### Records from a data collection
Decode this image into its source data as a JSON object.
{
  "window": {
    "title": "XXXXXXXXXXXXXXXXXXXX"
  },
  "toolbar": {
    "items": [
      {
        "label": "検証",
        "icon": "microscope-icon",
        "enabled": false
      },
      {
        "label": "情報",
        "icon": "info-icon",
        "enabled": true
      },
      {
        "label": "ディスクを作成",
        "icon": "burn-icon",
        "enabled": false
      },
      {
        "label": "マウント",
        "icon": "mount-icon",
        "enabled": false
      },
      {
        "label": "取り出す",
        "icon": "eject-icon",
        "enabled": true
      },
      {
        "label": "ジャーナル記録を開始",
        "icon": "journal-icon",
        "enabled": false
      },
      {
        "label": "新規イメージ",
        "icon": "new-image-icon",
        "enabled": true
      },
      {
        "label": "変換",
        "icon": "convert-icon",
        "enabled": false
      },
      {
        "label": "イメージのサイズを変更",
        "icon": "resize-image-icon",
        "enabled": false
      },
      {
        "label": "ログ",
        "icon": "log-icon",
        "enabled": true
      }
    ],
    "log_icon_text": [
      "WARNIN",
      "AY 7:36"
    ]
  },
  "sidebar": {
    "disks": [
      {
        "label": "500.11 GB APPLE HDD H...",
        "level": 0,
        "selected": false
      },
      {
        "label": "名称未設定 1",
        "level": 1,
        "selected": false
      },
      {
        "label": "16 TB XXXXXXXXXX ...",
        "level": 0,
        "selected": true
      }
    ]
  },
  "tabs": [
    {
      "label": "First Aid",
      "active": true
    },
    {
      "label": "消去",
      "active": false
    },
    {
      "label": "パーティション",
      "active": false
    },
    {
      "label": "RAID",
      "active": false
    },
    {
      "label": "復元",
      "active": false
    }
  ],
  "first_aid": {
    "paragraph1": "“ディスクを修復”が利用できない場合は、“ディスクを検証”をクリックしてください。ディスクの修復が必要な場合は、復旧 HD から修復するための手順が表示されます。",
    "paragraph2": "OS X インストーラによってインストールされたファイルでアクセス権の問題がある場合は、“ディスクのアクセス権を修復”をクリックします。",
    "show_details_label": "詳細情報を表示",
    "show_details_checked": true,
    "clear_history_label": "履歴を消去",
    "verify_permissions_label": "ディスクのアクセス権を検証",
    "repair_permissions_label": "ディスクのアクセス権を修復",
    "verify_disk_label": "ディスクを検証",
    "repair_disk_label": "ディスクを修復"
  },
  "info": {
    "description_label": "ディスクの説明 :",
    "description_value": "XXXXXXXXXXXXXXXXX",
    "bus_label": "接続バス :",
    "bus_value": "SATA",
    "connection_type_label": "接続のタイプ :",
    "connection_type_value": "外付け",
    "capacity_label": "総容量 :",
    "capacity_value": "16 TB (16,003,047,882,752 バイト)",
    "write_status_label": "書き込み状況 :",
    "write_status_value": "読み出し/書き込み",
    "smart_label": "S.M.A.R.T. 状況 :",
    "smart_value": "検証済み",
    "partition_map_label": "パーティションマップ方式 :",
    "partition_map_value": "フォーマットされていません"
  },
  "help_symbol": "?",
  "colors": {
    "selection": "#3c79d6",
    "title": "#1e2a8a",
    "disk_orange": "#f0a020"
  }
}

### EXERCISE DIRECTIONS
Copy out the material word for word and line for line.

### EXERCISE RESPONSE
Decode this image into its source data as a JSON object.
{
  "window": {
    "title": "XXXXXXXXXXXXXXXXXXXX"
  },
  "toolbar": {
    "items": [
      {
        "label": "検証",
        "icon": "microscope-icon",
        "enabled": false
      },
      {
        "label": "情報",
        "icon": "info-icon",
        "enabled": true
      },
      {
        "label": "ディスクを作成",
        "icon": "burn-icon",
        "enabled": false
      },
      {
        "label": "マウント",
        "icon": "mount-icon",
        "enabled": false
      },
      {
        "label": "取り出す",
        "icon": "eject-icon",
        "enabled": true
      },
      {
        "label": "ジャーナル記録を開始",
        "icon": "journal-icon",
        "enabled": false
      },
      {
        "label": "新規イメージ",
        "icon": "new-image-icon",
        "enabled": true
      },
      {
        "label": "変換",
        "icon": "convert-icon",
        "enabled": false
      },
      {
        "label": "イメージのサイズを変更",
        "icon": "resize-image-icon",
        "enabled": false
      },
      {
        "label": "ログ",
        "icon": "log-icon",
        "enabled": true
      }
    ],
    "log_icon_text": [
      "WARNIN",
      "AY 7:36"
    ]
  },
  "sidebar": {
    "disks": [
      {
        "label": "500.11 GB APPLE HDD H...",
        "level": 0,
        "selected": false
      },
      {
        "label": "名称未設定 1",
        "level": 1,
        "selected": false
      },
      {
        "label": "16 TB XXXXXXXXXX ...",
        "level": 0,
        "selected": true
      }
    ]
  },
  "tabs": [
    {
      "label": "First Aid",
      "active": true
    },
    {
      "label": "消去",
      "active": false
    },
    {
      "label": "パーティション",
      "active": false
    },
    {
      "label": "RAID",
      "active": false
    },
    {
      "label": "復元",
      "active": false
    }
  ],
  "first_aid": {
    "paragraph1": "“ディスクを修復”が利用できない場合は、“ディスクを検証”をクリックしてください。ディスクの修復が必要な場合は、復旧 HD から修復するための手順が表示されます。",
    "paragraph2": "OS X インストーラによってインストールされたファイルでアクセス権の問題がある場合は、“ディスクのアクセス権を修復”をクリックします。",
    "show_details_label": "詳細情報を表示",
    "show_details_checked": true,
    "clear_history_label": "履歴を消去",
    "verify_permissions_label": "ディスクのアクセス権を検証",
    "repair_permissions_label": "ディスクのアクセス権を修復",
    "verify_disk_label": "ディスクを検証",
    "repair_disk_label": "ディスクを修復"
  },
  "info": {
    "description_label": "ディスクの説明 :",
    "description_value": "XXXXXXXXXXXXXXXXX",
    "bus_label": "接続バス :",
    "bus_value": "SATA",
    "connection_type_label": "接続のタイプ :",
    "connection_type_value": "外付け",
    "capacity_label": "総容量 :",
    "capacity_value": "16 TB (16,003,047,882,752 バイト)",
    "write_status_label": "書き込み状況 :",
    "write_status_value": "読み出し/書き込み",
    "smart_label": "S.M.A.R.T. 状況 :",
    "smart_value": "検証済み",
    "partition_map_label": "パーティションマップ方式 :",
    "partition_map_value": "フォーマットされていません"
  },
  "help_symbol": "?",
  "colors": {
    "selection": "#3c79d6",
    "title": "#1e2a8a",
    "disk_orange": "#f0a020"
  }
}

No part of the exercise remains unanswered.